** Start of EXERCISE INPUT **

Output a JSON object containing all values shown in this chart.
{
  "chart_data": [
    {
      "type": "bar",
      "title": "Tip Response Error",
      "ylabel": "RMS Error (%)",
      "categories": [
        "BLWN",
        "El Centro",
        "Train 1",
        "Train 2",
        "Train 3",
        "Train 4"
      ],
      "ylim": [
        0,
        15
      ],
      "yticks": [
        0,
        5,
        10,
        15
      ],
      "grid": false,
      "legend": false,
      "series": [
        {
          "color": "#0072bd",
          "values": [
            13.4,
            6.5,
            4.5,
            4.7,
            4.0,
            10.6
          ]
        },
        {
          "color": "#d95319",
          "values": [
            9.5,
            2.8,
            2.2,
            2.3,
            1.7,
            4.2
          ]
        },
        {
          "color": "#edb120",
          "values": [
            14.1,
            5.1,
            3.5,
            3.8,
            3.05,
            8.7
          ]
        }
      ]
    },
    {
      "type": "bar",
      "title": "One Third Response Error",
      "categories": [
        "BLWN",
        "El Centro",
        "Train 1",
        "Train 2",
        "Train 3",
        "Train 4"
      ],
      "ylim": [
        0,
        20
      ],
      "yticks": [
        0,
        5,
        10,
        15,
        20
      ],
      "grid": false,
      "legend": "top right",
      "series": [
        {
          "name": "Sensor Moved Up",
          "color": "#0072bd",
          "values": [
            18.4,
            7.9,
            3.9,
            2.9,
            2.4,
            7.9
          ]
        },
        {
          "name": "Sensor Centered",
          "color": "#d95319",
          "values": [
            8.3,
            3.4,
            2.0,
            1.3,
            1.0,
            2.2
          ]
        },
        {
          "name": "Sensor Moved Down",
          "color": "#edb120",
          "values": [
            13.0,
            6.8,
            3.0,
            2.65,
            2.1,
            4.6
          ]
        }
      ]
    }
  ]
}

** End of EXERCISE INPUT **

WHAT YOU WILL DO
Retype every record above exactly as it appears.

COMPLETE ANSWER
Output a JSON object containing all values shown in this chart.
{
  "chart_data": [
    {
      "type": "bar",
      "title": "Tip Response Error",
      "ylabel": "RMS Error (%)",
      "categories": [
        "BLWN",
        "El Centro",
        "Train 1",
        "Train 2",
        "Train 3",
        "Train 4"
      ],
      "ylim": [
        0,
        15
      ],
      "yticks": [
        0,
        5,
        10,
        15
      ],
      "grid": false,
      "legend": false,
      "series": [
        {
          "color": "#0072bd",
          "values": [
            13.4,
            6.5,
            4.5,
            4.7,
            4.0,
            10.6
          ]
        },
        {
          "color": "#d95319",
          "values": [
            9.5,
            2.8,
            2.2,
            2.3,
            1.7,
            4.2
          ]
        },
        {
          "color": "#edb120",
          "values": [
            14.1,
            5.1,
            3.5,
            3.8,
            3.05,
            8.7
          ]
        }
      ]
    },
    {
      "type": "bar",
      "title": "One Third Response Error",
      "categories": [
        "BLWN",
        "El Centro",
        "Train 1",
        "Train 2",
        "Train 3",
        "Train 4"
      ],
      "ylim": [
        0,
        20
      ],
      "yticks": [
        0,
        5,
        10,
        15,
        20
      ],
      "grid": false,
      "legend": "top right",
      "series": [
        {
          "name": "Sensor Moved Up",
          "color": "#0072bd",
          "values": [
            18.4,
            7.9,
            3.9,
            2.9,
            2.4,
            7.9
          ]
        },
        {
          "name": "Sensor Centered",
          "color": "#d95319",
          "values": [
            8.3,
            3.4,
            2.0,
            1.3,
            1.0,
            2.2
          ]
        },
        {
          "name": "Sensor Moved Down",
          "color": "#edb120",
          "values": [
            13.0,
            6.8,
            3.0,
            2.65,
            2.1,
            4.6
          ]
        }
      ]
    }
  ]
}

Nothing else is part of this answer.